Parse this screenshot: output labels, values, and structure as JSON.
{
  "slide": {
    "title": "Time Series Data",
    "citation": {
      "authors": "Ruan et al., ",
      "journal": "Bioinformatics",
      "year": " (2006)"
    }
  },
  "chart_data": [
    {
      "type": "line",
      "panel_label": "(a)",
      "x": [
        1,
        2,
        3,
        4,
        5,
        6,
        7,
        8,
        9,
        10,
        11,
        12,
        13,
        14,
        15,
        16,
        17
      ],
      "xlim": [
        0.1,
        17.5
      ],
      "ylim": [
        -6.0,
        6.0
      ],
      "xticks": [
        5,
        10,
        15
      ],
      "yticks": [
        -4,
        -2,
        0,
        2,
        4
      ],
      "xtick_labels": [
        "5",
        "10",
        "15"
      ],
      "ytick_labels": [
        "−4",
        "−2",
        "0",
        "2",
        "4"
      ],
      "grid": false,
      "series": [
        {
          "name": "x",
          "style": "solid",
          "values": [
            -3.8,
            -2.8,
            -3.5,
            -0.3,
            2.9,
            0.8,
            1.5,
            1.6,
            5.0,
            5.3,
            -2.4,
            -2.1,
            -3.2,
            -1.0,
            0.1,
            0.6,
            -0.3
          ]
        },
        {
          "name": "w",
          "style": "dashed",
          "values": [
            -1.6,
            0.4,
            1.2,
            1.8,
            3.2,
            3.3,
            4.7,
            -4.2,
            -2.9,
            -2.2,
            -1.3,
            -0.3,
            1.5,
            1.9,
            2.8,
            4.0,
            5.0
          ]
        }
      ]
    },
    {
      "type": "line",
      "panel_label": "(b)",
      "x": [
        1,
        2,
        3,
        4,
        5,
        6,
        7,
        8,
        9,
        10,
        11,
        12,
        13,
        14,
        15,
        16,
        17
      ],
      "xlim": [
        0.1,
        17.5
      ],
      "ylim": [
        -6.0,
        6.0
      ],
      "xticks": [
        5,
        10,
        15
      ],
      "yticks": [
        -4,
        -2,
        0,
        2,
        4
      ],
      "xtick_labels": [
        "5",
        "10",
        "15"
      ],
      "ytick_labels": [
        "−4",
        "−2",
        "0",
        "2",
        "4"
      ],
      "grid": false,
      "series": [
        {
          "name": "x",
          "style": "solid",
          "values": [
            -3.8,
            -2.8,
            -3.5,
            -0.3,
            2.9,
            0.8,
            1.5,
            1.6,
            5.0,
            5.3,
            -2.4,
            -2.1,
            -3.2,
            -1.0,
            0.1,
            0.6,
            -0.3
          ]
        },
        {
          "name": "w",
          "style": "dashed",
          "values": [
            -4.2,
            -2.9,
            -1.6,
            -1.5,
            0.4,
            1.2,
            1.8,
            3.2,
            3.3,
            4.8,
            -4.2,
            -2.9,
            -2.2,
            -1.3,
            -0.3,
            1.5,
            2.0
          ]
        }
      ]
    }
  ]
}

DIRECTION — Faithfully reproduce all of the records, character for character.

EXERCISE OUTPUT —
Parse this screenshot: output labels, values, and structure as JSON.
{
  "slide": {
    "title": "Time Series Data",
    "citation": {
      "authors": "Ruan et al., ",
      "journal": "Bioinformatics",
      "year": " (2006)"
    }
  },
  "chart_data": [
    {
      "type": "line",
      "panel_label": "(a)",
      "x": [
        1,
        2,
        3,
        4,
        5,
        6,
        7,
        8,
        9,
        10,
        11,
        12,
        13,
        14,
        15,
        16,
        17
      ],
      "xlim": [
        0.1,
        17.5
      ],
      "ylim": [
        -6.0,
        6.0
      ],
      "xticks": [
        5,
        10,
        15
      ],
      "yticks": [
        -4,
        -2,
        0,
        2,
        4
      ],
      "xtick_labels": [
        "5",
        "10",
        "15"
      ],
      "ytick_labels": [
        "−4",
        "−2",
        "0",
        "2",
        "4"
      ],
      "grid": false,
      "series": [
        {
          "name": "x",
          "style": "solid",
          "values": [
            -3.8,
            -2.8,
            -3.5,
            -0.3,
            2.9,
            0.8,
            1.5,
            1.6,
            5.0,
            5.3,
            -2.4,
            -2.1,
            -3.2,
            -1.0,
            0.1,
            0.6,
            -0.3
          ]
        },
        {
          "name": "w",
          "style": "dashed",
          "values": [
            -1.6,
            0.4,
            1.2,
            1.8,
            3.2,
            3.3,
            4.7,
            -4.2,
            -2.9,
            -2.2,
            -1.3,
            -0.3,
            1.5,
            1.9,
            2.8,
            4.0,
            5.0
          ]
        }
      ]
    },
    {
      "type": "line",
      "panel_label": "(b)",
      "x": [
        1,
        2,
        3,
        4,
        5,
        6,
        7,
        8,
        9,
        10,
        11,
        12,
        13,
        14,
        15,
        16,
        17
      ],
      "xlim": [
        0.1,
        17.5
      ],
      "ylim": [
        -6.0,
        6.0
      ],
      "xticks": [
        5,
        10,
        15
      ],
      "yticks": [
        -4,
        -2,
        0,
        2,
        4
      ],
      "xtick_labels": [
        "5",
        "10",
        "15"
      ],
      "ytick_labels": [
        "−4",
        "−2",
        "0",
        "2",
        "4"
      ],
      "grid": false,
      "series": [
        {
          "name": "x",
          "style": "solid",
          "values": [
            -3.8,
            -2.8,
            -3.5,
            -0.3,
            2.9,
            0.8,
            1.5,
            1.6,
            5.0,
            5.3,
            -2.4,
            -2.1,
            -3.2,
            -1.0,
            0.1,
            0.6,
            -0.3
          ]
        },
        {
          "name": "w",
          "style": "dashed",
          "values": [
            -4.2,
            -2.9,
            -1.6,
            -1.5,
            0.4,
            1.2,
            1.8,
            3.2,
            3.3,
            4.8,
            -4.2,
            -2.9,
            -2.2,
            -1.3,
            -0.3,
            1.5,
            2.0
          ]
        }
      ]
    }
  ]
}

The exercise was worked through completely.